Locate the string "text" in the records below. Copy every line where it occurs.

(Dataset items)
################

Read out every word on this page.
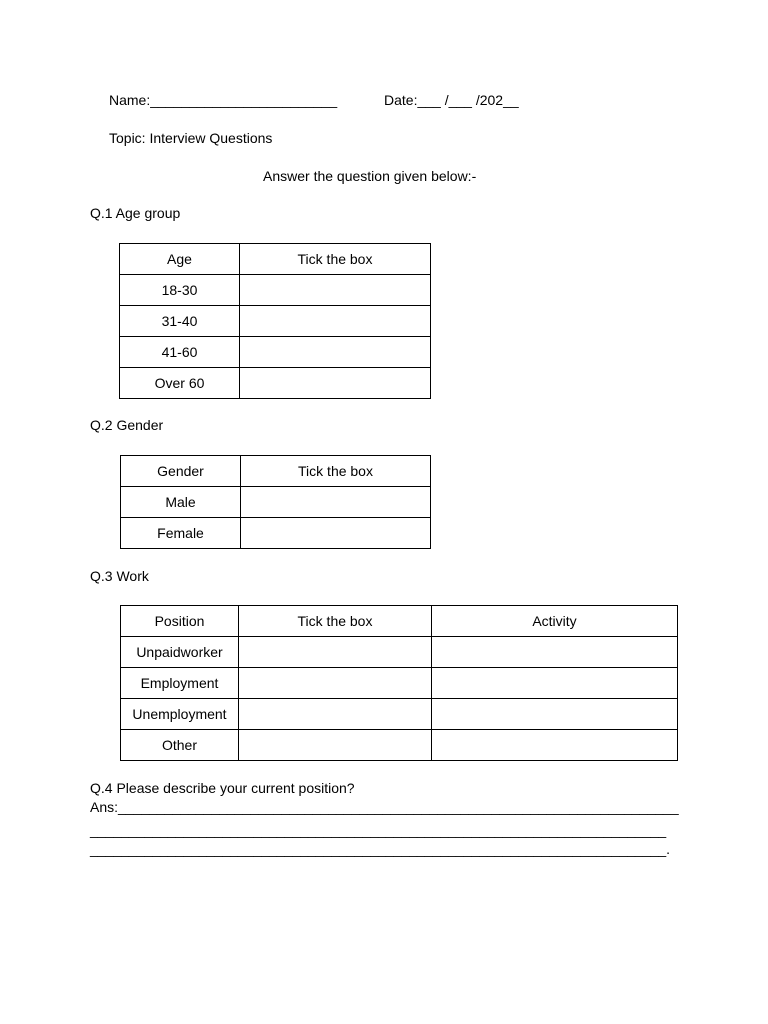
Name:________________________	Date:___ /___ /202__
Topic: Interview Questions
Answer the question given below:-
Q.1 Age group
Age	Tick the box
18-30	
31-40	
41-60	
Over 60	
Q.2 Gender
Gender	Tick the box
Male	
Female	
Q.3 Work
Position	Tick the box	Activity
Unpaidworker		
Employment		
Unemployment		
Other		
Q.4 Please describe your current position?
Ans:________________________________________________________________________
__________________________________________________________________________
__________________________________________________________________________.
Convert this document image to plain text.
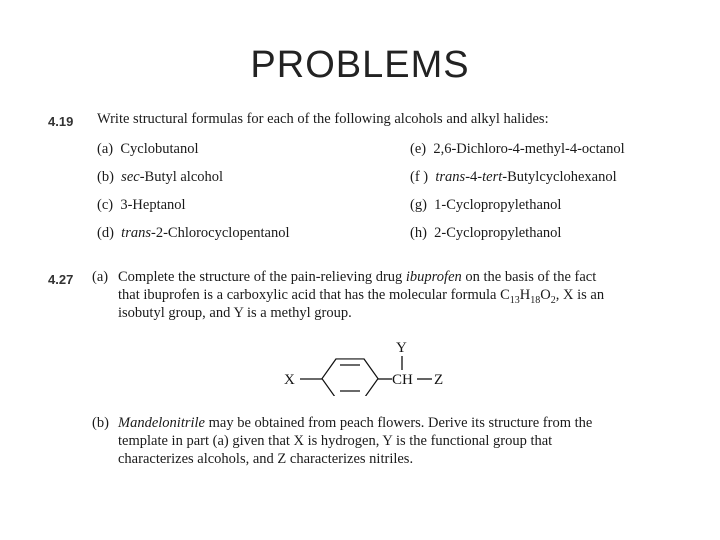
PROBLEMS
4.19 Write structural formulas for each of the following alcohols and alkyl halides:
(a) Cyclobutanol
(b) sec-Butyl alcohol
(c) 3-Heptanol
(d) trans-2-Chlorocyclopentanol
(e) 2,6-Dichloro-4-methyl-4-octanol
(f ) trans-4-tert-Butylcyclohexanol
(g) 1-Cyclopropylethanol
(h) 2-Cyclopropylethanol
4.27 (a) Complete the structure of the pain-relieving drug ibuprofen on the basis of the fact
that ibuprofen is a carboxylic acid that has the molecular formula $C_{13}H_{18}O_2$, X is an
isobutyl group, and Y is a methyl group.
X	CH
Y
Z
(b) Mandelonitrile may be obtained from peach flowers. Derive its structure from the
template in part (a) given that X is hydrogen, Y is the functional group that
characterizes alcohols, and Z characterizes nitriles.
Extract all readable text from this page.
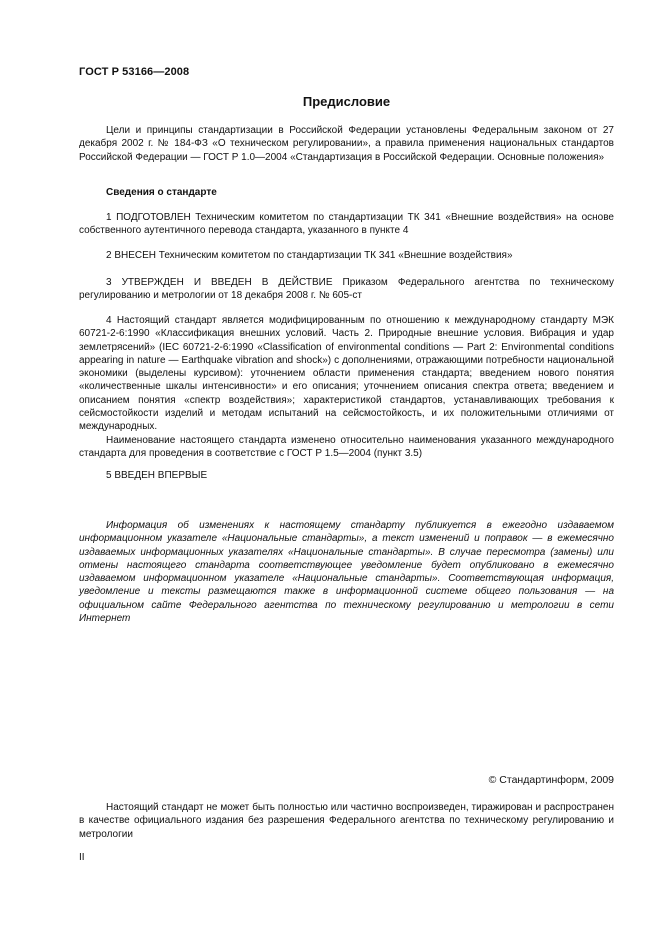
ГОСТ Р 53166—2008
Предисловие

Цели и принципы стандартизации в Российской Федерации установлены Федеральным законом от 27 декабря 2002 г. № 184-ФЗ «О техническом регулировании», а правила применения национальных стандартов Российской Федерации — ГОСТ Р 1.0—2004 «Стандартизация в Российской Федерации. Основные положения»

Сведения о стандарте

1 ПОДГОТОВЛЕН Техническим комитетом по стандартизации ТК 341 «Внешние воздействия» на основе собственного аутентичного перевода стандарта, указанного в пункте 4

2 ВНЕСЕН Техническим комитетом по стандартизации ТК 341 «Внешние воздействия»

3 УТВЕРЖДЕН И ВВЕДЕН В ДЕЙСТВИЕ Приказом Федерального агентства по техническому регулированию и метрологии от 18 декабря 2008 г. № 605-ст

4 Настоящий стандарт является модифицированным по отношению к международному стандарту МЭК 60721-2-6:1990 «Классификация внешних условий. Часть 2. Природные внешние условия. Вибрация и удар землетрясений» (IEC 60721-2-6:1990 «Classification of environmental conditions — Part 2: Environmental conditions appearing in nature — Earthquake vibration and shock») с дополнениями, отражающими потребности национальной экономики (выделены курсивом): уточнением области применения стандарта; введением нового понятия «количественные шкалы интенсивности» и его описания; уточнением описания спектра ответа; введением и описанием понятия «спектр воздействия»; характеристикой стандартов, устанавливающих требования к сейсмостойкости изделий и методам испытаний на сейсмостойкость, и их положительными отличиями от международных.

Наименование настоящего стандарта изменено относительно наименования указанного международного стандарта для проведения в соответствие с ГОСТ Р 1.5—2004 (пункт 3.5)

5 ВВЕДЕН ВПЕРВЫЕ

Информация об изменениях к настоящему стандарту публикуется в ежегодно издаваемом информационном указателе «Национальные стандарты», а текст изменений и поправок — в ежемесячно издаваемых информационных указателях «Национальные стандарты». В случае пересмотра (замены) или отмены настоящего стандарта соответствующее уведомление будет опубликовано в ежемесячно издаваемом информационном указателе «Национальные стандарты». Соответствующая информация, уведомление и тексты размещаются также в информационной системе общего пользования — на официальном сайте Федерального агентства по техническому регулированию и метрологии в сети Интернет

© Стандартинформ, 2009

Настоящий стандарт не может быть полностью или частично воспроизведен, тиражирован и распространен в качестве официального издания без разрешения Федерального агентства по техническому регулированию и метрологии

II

################

Answer below -
Convert this document image to plain text.
Extract all readable text from this page.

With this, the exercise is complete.